#### [RECORDS FOR THIS EXERCISE]
-- Begin --
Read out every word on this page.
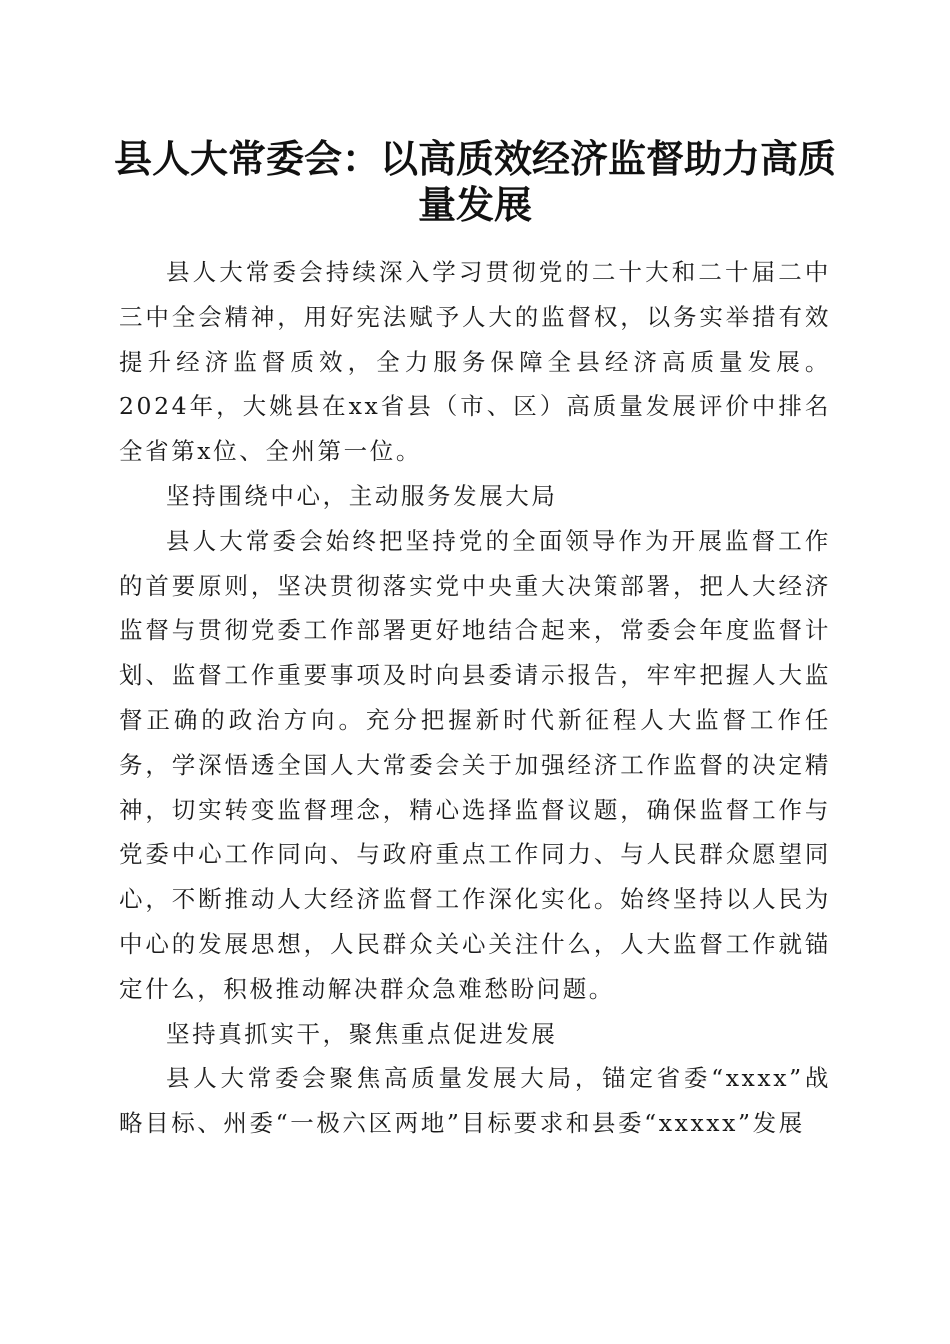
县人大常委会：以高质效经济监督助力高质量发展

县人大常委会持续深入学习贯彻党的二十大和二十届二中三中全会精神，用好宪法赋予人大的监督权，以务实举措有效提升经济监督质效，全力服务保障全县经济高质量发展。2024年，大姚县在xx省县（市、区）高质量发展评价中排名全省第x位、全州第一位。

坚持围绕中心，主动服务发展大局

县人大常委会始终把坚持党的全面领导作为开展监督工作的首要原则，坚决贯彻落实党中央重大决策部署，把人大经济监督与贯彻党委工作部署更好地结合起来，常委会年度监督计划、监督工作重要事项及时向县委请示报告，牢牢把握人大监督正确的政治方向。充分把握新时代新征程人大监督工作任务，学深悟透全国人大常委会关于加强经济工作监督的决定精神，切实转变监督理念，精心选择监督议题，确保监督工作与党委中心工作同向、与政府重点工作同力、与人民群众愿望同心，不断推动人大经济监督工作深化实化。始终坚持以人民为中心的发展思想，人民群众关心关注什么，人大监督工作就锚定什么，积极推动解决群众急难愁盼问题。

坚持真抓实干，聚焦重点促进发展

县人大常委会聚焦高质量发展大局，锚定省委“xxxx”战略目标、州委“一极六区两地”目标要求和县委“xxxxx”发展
-- End --
#### [DESCRIPTION OF THE TASK]
Take the listing above and restate it word for word, without its pictures.

#### [RESULT BELOW]
Read out every word on this page.
县人大常委会：以高质效经济监督助力高质量发展

县人大常委会持续深入学习贯彻党的二十大和二十届二中三中全会精神，用好宪法赋予人大的监督权，以务实举措有效提升经济监督质效，全力服务保障全县经济高质量发展。2024年，大姚县在xx省县（市、区）高质量发展评价中排名全省第x位、全州第一位。

坚持围绕中心，主动服务发展大局

县人大常委会始终把坚持党的全面领导作为开展监督工作的首要原则，坚决贯彻落实党中央重大决策部署，把人大经济监督与贯彻党委工作部署更好地结合起来，常委会年度监督计划、监督工作重要事项及时向县委请示报告，牢牢把握人大监督正确的政治方向。充分把握新时代新征程人大监督工作任务，学深悟透全国人大常委会关于加强经济工作监督的决定精神，切实转变监督理念，精心选择监督议题，确保监督工作与党委中心工作同向、与政府重点工作同力、与人民群众愿望同心，不断推动人大经济监督工作深化实化。始终坚持以人民为中心的发展思想，人民群众关心关注什么，人大监督工作就锚定什么，积极推动解决群众急难愁盼问题。

坚持真抓实干，聚焦重点促进发展

县人大常委会聚焦高质量发展大局，锚定省委“xxxx”战略目标、州委“一极六区两地”目标要求和县委“xxxxx”发展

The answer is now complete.